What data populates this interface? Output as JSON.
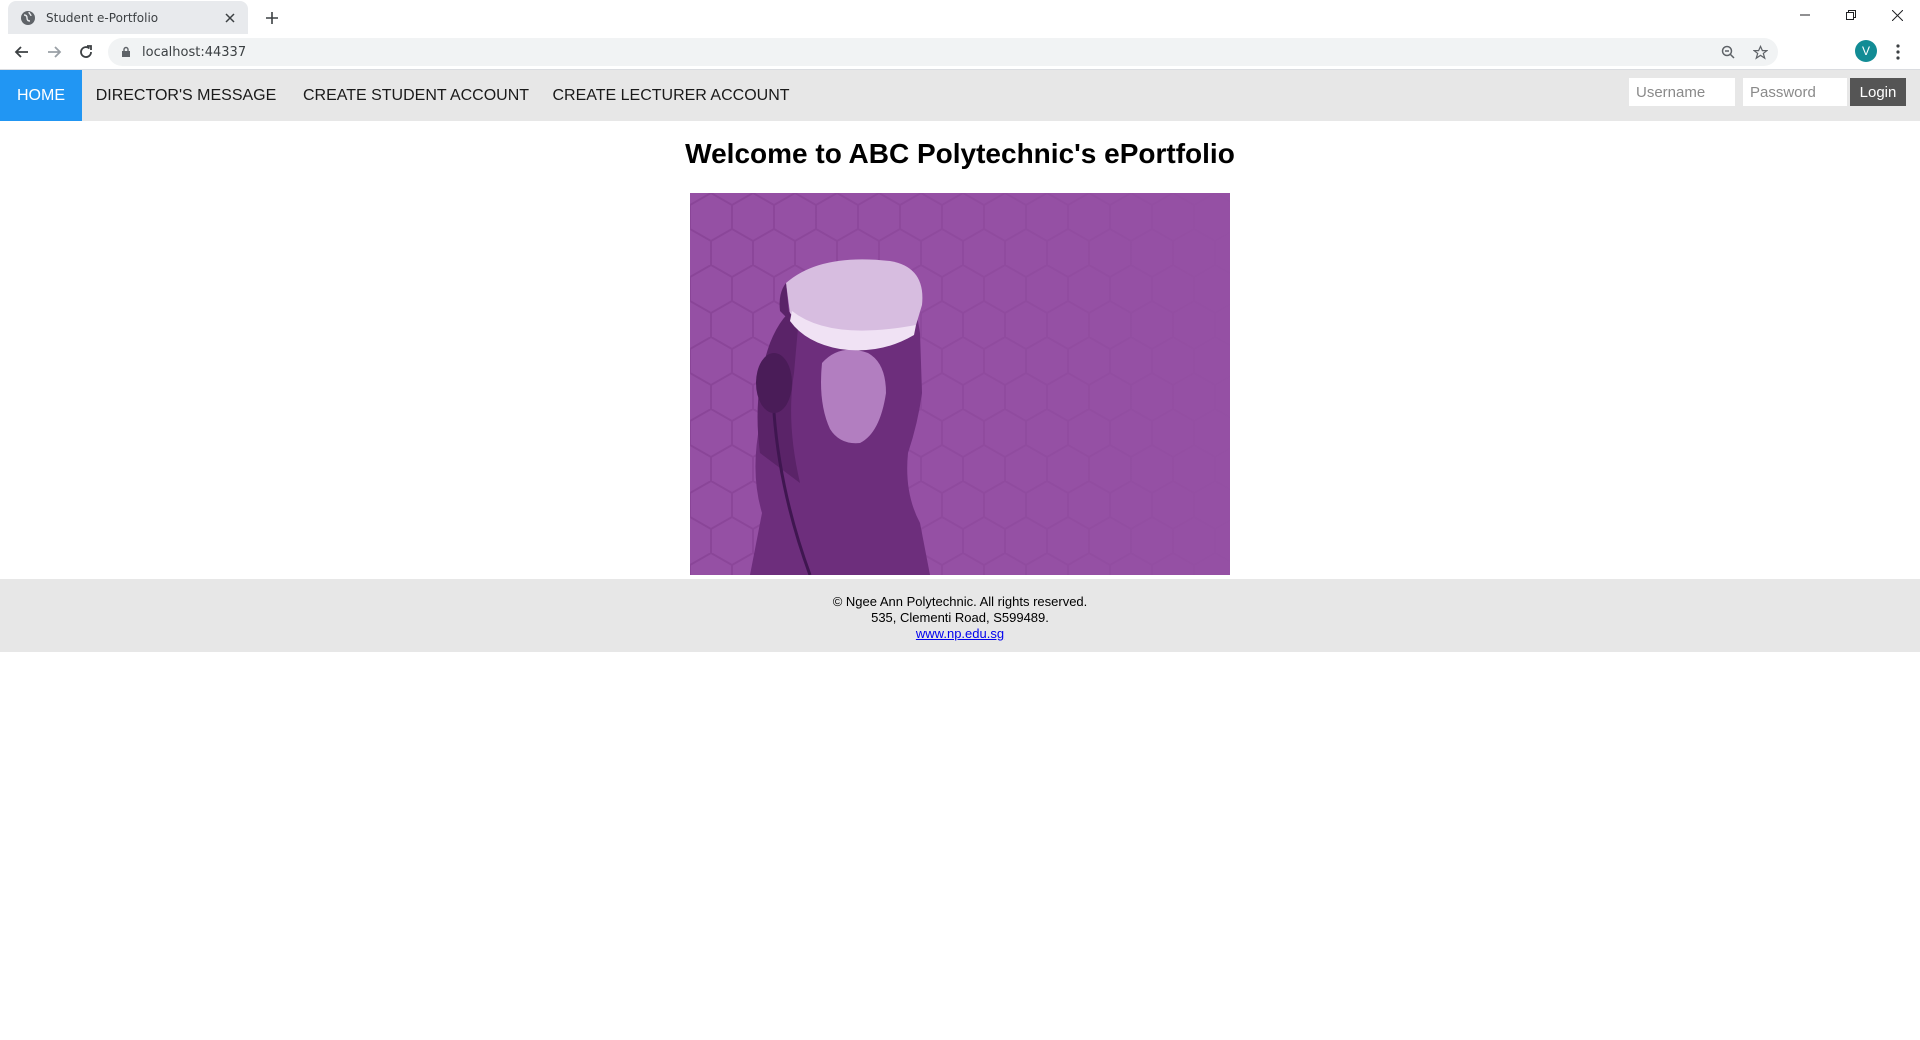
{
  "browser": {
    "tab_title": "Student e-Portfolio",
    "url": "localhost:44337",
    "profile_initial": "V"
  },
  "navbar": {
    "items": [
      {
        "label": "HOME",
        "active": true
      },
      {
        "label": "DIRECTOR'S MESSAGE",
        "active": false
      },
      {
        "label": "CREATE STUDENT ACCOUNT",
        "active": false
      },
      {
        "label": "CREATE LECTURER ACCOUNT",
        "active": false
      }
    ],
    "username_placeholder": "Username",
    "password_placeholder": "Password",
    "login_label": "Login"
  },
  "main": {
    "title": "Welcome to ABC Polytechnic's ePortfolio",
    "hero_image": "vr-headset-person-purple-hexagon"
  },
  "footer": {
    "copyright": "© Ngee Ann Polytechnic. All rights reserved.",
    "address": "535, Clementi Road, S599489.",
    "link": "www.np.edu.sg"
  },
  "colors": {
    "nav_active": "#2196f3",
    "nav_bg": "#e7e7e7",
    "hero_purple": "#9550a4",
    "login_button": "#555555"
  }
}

....

### Problem
Leave out the pictures and print each record exactly as it stands.

### Reply
What data populates this interface? Output as JSON.
{
  "browser": {
    "tab_title": "Student e-Portfolio",
    "url": "localhost:44337",
    "profile_initial": "V"
  },
  "navbar": {
    "items": [
      {
        "label": "HOME",
        "active": true
      },
      {
        "label": "DIRECTOR'S MESSAGE",
        "active": false
      },
      {
        "label": "CREATE STUDENT ACCOUNT",
        "active": false
      },
      {
        "label": "CREATE LECTURER ACCOUNT",
        "active": false
      }
    ],
    "username_placeholder": "Username",
    "password_placeholder": "Password",
    "login_label": "Login"
  },
  "main": {
    "title": "Welcome to ABC Polytechnic's ePortfolio",
    "hero_image": "vr-headset-person-purple-hexagon"
  },
  "footer": {
    "copyright": "© Ngee Ann Polytechnic. All rights reserved.",
    "address": "535, Clementi Road, S599489.",
    "link": "www.np.edu.sg"
  },
  "colors": {
    "nav_active": "#2196f3",
    "nav_bg": "#e7e7e7",
    "hero_purple": "#9550a4",
    "login_button": "#555555"
  }
}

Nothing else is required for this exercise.